§ **What is required**:
Quote, word for word, every line starting at the line that contains "Transcribe the text in this document." and ending with the last line of the records; include both of these lines and no others.

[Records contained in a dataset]
=====

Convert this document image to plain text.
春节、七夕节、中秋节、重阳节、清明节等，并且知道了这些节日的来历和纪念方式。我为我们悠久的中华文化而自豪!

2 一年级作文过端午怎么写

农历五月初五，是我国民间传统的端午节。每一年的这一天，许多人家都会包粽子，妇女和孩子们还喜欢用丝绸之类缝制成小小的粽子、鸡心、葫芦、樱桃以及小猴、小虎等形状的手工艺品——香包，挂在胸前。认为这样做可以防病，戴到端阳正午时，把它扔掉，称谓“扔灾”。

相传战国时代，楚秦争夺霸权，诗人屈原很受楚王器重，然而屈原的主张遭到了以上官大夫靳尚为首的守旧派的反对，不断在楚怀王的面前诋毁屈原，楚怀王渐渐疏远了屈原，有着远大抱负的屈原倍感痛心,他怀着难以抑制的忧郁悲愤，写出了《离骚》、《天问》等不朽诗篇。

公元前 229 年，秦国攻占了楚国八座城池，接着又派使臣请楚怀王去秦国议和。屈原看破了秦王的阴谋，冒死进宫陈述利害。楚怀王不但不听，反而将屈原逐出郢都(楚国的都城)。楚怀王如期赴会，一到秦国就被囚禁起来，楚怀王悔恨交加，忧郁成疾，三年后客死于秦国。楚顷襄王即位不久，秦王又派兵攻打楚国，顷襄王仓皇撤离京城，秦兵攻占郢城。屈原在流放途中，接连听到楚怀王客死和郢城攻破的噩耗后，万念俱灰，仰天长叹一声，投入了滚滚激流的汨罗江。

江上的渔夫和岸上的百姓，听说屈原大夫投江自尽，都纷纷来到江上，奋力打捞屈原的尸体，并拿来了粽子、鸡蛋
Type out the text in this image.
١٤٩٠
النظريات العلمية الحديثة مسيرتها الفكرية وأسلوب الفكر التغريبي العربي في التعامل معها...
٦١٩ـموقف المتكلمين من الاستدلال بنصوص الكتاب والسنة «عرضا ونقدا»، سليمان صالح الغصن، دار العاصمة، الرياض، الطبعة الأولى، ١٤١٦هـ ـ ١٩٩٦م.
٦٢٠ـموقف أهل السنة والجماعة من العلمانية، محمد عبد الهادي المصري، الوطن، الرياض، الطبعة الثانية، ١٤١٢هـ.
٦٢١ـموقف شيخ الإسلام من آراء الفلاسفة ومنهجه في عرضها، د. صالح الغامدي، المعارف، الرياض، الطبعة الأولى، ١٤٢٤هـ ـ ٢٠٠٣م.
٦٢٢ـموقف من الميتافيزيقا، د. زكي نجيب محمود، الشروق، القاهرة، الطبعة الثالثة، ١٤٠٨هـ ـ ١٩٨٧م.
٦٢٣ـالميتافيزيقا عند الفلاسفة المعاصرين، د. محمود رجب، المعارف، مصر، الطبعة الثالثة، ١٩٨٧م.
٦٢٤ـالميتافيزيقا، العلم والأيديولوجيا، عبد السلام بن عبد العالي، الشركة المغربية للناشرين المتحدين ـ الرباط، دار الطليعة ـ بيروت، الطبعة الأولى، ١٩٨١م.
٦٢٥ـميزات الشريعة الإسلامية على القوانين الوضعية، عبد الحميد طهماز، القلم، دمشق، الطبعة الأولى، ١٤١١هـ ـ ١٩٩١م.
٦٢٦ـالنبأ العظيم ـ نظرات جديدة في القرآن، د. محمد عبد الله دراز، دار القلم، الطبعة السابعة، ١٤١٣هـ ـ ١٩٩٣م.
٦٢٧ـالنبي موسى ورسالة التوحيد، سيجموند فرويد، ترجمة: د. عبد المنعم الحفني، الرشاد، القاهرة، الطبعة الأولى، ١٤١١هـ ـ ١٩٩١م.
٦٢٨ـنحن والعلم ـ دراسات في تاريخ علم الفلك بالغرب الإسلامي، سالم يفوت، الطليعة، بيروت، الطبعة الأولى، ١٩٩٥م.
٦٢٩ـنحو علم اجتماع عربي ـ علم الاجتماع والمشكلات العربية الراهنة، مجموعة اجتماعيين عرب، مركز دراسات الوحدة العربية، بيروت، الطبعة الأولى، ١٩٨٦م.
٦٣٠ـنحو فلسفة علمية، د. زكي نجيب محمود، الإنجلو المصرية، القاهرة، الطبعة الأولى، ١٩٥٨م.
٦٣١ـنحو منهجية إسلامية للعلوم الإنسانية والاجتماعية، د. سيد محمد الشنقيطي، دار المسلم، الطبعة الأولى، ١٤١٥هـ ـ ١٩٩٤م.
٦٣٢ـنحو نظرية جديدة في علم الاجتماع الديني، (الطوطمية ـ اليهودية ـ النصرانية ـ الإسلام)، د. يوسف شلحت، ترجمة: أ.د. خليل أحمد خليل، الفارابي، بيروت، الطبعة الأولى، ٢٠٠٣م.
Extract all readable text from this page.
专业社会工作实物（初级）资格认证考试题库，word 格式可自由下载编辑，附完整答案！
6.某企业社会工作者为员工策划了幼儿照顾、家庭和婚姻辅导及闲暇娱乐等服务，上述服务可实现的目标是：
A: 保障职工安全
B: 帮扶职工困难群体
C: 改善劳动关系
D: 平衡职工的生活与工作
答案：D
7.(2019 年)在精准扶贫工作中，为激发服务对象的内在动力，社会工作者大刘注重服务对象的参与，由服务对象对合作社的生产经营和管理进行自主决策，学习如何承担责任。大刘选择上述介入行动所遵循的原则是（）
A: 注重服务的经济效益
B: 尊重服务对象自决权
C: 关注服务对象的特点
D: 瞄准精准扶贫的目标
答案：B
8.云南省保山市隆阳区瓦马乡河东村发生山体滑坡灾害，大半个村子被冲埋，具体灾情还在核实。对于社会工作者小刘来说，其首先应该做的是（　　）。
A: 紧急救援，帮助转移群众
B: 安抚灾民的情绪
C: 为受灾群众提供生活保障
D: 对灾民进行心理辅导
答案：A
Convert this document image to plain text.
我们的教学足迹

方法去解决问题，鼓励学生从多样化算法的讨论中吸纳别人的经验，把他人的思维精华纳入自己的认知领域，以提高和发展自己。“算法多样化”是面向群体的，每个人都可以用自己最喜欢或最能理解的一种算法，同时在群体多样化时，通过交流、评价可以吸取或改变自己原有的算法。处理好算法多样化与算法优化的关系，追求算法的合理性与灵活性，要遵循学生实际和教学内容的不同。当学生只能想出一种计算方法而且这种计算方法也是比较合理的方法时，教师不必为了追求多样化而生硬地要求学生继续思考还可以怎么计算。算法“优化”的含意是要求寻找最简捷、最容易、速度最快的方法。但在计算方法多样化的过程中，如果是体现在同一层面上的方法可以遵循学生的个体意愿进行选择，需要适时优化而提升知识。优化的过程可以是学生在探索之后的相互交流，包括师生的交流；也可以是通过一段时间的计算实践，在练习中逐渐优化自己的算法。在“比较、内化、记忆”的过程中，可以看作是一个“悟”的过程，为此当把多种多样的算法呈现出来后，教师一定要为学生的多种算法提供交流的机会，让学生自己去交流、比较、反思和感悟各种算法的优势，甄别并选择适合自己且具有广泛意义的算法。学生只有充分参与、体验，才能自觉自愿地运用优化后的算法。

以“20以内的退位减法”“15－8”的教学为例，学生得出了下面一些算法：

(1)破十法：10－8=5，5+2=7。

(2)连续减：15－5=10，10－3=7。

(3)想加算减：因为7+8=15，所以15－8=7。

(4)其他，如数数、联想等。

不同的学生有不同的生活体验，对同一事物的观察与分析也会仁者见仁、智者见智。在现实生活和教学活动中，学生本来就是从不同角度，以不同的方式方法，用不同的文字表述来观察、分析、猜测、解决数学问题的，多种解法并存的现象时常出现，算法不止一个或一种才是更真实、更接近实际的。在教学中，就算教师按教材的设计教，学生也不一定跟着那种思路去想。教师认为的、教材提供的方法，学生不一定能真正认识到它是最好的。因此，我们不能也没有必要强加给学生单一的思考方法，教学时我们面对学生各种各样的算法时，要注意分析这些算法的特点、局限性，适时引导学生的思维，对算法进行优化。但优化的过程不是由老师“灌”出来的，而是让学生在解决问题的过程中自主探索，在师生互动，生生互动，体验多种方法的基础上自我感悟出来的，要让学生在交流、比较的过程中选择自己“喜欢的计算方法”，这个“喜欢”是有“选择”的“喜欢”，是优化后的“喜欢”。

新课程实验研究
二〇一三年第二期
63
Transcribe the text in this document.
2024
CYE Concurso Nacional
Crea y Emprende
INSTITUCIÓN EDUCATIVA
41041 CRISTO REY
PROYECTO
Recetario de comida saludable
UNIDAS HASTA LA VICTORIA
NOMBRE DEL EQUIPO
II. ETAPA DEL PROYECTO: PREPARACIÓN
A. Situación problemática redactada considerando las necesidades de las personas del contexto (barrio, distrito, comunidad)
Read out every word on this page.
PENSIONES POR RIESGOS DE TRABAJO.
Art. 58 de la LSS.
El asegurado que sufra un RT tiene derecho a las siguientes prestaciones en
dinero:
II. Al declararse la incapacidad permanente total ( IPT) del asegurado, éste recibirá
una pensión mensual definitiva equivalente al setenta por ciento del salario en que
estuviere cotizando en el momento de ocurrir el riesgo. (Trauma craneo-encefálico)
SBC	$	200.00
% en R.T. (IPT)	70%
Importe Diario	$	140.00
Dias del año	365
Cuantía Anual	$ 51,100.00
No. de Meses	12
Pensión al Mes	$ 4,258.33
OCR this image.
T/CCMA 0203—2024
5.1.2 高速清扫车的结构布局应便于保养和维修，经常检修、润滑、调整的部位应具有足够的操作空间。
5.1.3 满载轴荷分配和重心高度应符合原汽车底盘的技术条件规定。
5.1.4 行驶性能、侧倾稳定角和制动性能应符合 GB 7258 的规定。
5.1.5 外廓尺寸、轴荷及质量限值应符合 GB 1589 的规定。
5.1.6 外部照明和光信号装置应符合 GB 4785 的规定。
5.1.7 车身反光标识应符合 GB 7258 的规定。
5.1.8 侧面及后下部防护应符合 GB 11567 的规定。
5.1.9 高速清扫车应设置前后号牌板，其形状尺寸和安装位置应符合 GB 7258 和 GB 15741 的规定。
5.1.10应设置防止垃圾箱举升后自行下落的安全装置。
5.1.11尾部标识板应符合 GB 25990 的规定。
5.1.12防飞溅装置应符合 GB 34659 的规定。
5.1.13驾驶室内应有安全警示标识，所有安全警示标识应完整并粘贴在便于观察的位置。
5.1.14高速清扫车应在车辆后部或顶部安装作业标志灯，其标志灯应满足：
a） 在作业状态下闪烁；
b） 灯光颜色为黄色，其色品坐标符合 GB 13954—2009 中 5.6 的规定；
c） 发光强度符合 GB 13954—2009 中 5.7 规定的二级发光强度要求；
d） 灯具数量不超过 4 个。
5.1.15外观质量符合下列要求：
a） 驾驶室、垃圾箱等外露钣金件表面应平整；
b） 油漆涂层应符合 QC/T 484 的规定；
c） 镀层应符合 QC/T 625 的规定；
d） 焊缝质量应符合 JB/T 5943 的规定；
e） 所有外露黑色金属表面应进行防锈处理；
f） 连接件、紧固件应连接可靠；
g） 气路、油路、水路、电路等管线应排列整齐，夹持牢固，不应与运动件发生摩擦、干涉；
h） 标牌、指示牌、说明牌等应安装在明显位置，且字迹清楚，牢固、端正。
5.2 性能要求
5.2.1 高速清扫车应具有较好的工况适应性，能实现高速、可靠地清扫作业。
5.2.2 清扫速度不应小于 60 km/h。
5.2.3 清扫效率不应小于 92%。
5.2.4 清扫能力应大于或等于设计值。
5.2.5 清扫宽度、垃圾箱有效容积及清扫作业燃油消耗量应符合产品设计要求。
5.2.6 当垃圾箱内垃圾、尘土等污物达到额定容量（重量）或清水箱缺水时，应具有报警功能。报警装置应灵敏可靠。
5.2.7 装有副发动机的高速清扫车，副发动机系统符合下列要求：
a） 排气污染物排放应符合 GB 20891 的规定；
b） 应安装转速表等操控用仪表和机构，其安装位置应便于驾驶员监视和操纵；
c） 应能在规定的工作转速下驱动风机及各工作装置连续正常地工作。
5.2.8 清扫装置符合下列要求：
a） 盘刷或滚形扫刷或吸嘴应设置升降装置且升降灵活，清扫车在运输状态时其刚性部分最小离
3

=====

§ **Worked answer**:
Transcribe the text in this document.
2024
CYE Concurso Nacional
Crea y Emprende
INSTITUCIÓN EDUCATIVA
41041 CRISTO REY
PROYECTO
Recetario de comida saludable
UNIDAS HASTA LA VICTORIA
NOMBRE DEL EQUIPO
II. ETAPA DEL PROYECTO: PREPARACIÓN
A. Situación problemática redactada considerando las necesidades de las personas del contexto (barrio, distrito, comunidad)
Read out every word on this page.
PENSIONES POR RIESGOS DE TRABAJO.
Art. 58 de la LSS.
El asegurado que sufra un RT tiene derecho a las siguientes prestaciones en
dinero:
II. Al declararse la incapacidad permanente total ( IPT) del asegurado, éste recibirá
una pensión mensual definitiva equivalente al setenta por ciento del salario en que
estuviere cotizando en el momento de ocurrir el riesgo. (Trauma craneo-encefálico)
SBC	$	200.00
% en R.T. (IPT)	70%
Importe Diario	$	140.00
Dias del año	365
Cuantía Anual	$ 51,100.00
No. de Meses	12
Pensión al Mes	$ 4,258.33
OCR this image.
T/CCMA 0203—2024
5.1.2 高速清扫车的结构布局应便于保养和维修，经常检修、润滑、调整的部位应具有足够的操作空间。
5.1.3 满载轴荷分配和重心高度应符合原汽车底盘的技术条件规定。
5.1.4 行驶性能、侧倾稳定角和制动性能应符合 GB 7258 的规定。
5.1.5 外廓尺寸、轴荷及质量限值应符合 GB 1589 的规定。
5.1.6 外部照明和光信号装置应符合 GB 4785 的规定。
5.1.7 车身反光标识应符合 GB 7258 的规定。
5.1.8 侧面及后下部防护应符合 GB 11567 的规定。
5.1.9 高速清扫车应设置前后号牌板，其形状尺寸和安装位置应符合 GB 7258 和 GB 15741 的规定。
5.1.10应设置防止垃圾箱举升后自行下落的安全装置。
5.1.11尾部标识板应符合 GB 25990 的规定。
5.1.12防飞溅装置应符合 GB 34659 的规定。
5.1.13驾驶室内应有安全警示标识，所有安全警示标识应完整并粘贴在便于观察的位置。
5.1.14高速清扫车应在车辆后部或顶部安装作业标志灯，其标志灯应满足：
a） 在作业状态下闪烁；
b） 灯光颜色为黄色，其色品坐标符合 GB 13954—2009 中 5.6 的规定；
c） 发光强度符合 GB 13954—2009 中 5.7 规定的二级发光强度要求；
d） 灯具数量不超过 4 个。
5.1.15外观质量符合下列要求：
a） 驾驶室、垃圾箱等外露钣金件表面应平整；
b） 油漆涂层应符合 QC/T 484 的规定；
c） 镀层应符合 QC/T 625 的规定；
d） 焊缝质量应符合 JB/T 5943 的规定；
e） 所有外露黑色金属表面应进行防锈处理；
f） 连接件、紧固件应连接可靠；
g） 气路、油路、水路、电路等管线应排列整齐，夹持牢固，不应与运动件发生摩擦、干涉；
h） 标牌、指示牌、说明牌等应安装在明显位置，且字迹清楚，牢固、端正。
5.2 性能要求
5.2.1 高速清扫车应具有较好的工况适应性，能实现高速、可靠地清扫作业。
5.2.2 清扫速度不应小于 60 km/h。
5.2.3 清扫效率不应小于 92%。
5.2.4 清扫能力应大于或等于设计值。
5.2.5 清扫宽度、垃圾箱有效容积及清扫作业燃油消耗量应符合产品设计要求。
5.2.6 当垃圾箱内垃圾、尘土等污物达到额定容量（重量）或清水箱缺水时，应具有报警功能。报警装置应灵敏可靠。
5.2.7 装有副发动机的高速清扫车，副发动机系统符合下列要求：
a） 排气污染物排放应符合 GB 20891 的规定；
b） 应安装转速表等操控用仪表和机构，其安装位置应便于驾驶员监视和操纵；
c） 应能在规定的工作转速下驱动风机及各工作装置连续正常地工作。
5.2.8 清扫装置符合下列要求：
a） 盘刷或滚形扫刷或吸嘴应设置升降装置且升降灵活，清扫车在运输状态时其刚性部分最小离
3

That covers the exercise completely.